Objective
Gather every line from the entries below that includes "empleados".

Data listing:
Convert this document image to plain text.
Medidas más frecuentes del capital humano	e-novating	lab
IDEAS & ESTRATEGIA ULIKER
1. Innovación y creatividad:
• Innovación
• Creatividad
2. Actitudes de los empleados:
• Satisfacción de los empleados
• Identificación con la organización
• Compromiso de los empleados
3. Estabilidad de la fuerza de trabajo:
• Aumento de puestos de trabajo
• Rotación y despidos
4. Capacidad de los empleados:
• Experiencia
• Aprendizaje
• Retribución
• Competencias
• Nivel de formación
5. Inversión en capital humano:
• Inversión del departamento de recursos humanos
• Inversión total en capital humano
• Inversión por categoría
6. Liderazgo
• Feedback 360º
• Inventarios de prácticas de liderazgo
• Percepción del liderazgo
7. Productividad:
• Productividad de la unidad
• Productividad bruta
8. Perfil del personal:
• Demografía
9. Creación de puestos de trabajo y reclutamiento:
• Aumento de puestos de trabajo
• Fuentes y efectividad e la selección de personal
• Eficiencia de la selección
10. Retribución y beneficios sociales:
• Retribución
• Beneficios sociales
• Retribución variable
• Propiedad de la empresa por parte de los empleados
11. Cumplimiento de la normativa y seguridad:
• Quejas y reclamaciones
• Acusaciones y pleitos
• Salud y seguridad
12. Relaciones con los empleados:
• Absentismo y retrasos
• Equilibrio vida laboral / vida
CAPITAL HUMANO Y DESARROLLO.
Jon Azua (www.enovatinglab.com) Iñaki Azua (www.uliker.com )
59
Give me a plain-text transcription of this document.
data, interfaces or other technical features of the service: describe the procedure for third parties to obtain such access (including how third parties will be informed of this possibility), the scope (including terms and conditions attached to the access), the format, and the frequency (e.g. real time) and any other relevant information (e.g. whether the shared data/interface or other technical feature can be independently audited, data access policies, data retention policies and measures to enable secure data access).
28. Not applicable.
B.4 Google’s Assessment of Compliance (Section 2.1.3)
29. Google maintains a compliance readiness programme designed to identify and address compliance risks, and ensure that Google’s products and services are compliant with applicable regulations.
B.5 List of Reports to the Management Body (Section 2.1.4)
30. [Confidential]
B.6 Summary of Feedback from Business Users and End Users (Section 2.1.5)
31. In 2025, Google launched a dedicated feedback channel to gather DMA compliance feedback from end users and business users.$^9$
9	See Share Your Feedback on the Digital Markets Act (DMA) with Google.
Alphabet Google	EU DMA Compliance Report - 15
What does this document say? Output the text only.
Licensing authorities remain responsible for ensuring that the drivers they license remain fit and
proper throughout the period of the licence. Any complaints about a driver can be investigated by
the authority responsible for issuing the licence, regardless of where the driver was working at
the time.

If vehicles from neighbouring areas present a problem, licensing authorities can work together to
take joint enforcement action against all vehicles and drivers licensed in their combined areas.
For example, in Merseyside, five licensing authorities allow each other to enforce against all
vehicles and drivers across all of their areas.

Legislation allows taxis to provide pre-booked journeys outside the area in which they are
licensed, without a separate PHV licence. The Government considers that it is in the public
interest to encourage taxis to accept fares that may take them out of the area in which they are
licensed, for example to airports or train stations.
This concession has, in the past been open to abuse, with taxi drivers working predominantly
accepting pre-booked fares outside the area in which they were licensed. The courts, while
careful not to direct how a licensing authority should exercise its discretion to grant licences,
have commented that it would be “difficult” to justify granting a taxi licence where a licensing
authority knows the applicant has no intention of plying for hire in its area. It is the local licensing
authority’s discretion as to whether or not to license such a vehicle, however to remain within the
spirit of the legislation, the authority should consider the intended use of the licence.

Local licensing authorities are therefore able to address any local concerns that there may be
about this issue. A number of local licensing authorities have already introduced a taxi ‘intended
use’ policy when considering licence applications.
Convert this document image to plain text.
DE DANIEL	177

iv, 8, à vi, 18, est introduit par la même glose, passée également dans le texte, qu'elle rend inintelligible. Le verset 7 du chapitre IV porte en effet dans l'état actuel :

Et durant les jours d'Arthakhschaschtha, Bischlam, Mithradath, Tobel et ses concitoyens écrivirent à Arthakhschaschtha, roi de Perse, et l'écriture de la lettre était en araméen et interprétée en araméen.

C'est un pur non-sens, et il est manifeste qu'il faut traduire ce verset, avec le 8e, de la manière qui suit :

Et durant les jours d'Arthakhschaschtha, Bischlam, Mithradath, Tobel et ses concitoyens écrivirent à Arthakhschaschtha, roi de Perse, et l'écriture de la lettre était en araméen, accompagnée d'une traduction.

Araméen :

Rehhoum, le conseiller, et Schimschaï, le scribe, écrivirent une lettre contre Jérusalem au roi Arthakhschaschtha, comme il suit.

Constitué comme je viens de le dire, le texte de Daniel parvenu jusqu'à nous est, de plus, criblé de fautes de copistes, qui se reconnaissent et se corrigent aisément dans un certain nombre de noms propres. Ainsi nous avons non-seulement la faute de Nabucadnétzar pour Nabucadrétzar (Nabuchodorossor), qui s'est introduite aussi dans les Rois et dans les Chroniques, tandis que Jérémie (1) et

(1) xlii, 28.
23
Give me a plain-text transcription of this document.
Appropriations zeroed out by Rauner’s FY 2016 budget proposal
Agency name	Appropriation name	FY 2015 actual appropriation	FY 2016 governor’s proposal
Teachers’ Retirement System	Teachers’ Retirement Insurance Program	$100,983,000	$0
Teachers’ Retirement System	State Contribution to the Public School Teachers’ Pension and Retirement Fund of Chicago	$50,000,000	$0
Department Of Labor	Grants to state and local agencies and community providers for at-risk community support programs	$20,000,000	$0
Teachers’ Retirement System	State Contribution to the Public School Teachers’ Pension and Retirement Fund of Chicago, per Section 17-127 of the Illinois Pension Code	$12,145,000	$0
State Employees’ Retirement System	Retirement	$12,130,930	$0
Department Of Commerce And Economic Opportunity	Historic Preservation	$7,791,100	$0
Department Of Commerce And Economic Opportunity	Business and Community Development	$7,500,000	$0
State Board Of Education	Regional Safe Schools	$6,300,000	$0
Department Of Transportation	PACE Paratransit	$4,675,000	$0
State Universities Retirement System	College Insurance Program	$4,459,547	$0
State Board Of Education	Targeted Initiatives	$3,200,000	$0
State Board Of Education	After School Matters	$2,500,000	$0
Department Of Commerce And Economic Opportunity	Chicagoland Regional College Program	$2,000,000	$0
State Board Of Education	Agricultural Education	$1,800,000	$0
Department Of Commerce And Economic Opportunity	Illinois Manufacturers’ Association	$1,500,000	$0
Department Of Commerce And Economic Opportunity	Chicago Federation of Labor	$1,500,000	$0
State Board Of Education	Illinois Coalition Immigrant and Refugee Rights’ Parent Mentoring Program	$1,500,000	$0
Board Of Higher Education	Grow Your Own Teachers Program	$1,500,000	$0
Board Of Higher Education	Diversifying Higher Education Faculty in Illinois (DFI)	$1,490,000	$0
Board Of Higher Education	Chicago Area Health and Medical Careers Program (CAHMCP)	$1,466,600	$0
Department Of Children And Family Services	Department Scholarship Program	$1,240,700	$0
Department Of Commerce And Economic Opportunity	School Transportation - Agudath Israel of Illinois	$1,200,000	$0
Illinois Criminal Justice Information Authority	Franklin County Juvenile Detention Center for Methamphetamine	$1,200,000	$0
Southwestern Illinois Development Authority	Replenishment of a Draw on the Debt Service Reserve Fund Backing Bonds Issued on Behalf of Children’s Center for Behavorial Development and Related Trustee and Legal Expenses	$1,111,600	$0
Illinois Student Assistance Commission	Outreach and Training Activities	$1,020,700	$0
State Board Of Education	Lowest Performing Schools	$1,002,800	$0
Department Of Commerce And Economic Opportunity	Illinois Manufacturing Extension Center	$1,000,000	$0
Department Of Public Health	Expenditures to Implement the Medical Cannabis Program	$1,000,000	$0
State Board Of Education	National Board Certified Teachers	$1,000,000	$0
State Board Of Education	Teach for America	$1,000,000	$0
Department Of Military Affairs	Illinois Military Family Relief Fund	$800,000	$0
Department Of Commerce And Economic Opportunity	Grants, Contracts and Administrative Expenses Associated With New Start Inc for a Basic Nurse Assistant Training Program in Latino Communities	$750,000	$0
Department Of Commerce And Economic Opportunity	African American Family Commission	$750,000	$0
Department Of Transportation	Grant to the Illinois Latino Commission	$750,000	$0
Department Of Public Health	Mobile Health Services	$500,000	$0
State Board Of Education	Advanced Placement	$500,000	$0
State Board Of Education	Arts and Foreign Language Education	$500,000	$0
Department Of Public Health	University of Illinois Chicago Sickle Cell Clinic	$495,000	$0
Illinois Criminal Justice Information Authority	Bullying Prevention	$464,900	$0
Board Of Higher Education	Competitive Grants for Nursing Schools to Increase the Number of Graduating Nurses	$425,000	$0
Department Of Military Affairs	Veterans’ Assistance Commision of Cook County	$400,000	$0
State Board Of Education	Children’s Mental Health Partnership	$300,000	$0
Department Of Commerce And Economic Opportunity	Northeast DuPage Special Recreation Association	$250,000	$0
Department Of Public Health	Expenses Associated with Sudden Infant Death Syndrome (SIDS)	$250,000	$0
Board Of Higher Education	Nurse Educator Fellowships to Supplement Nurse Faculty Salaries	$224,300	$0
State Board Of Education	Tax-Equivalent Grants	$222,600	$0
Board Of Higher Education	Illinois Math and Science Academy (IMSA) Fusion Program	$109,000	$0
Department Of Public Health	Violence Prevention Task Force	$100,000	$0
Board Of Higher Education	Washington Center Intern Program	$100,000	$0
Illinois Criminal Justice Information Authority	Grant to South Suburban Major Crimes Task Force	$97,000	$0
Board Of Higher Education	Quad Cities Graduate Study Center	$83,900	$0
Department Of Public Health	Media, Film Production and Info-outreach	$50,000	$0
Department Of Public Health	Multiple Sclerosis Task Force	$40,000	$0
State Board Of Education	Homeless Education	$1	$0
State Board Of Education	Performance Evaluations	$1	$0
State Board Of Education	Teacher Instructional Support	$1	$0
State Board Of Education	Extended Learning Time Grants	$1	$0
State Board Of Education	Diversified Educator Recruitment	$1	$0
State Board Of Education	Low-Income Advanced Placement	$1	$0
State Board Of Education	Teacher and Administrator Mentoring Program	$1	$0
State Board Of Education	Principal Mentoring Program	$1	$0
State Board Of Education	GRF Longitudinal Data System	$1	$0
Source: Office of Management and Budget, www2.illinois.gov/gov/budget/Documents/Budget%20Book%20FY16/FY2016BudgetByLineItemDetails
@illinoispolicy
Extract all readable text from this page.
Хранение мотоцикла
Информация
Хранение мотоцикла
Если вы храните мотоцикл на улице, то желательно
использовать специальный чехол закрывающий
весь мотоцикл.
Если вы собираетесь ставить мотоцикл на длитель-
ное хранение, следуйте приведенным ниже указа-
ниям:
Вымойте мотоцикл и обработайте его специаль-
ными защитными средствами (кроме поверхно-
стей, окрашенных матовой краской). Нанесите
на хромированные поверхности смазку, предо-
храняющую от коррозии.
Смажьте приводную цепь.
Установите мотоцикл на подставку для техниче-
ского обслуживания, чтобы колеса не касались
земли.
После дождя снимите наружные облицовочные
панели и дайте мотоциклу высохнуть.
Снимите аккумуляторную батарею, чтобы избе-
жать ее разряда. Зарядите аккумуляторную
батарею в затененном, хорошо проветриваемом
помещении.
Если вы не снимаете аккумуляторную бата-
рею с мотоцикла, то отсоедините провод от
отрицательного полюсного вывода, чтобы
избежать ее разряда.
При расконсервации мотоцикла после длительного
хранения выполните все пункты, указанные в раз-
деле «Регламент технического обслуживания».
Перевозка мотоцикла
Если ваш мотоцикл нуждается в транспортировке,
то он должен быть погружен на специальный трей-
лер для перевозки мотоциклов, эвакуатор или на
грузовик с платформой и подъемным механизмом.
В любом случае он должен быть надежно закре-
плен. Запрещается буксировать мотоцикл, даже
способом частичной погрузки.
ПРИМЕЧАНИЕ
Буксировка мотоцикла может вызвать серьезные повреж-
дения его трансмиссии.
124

Worked answer
2. Actitudes de los empleados:
• Satisfacción de los empleados
• Compromiso de los empleados
4. Capacidad de los empleados:
• Propiedad de la empresa por parte de los empleados
12. Relaciones con los empleados:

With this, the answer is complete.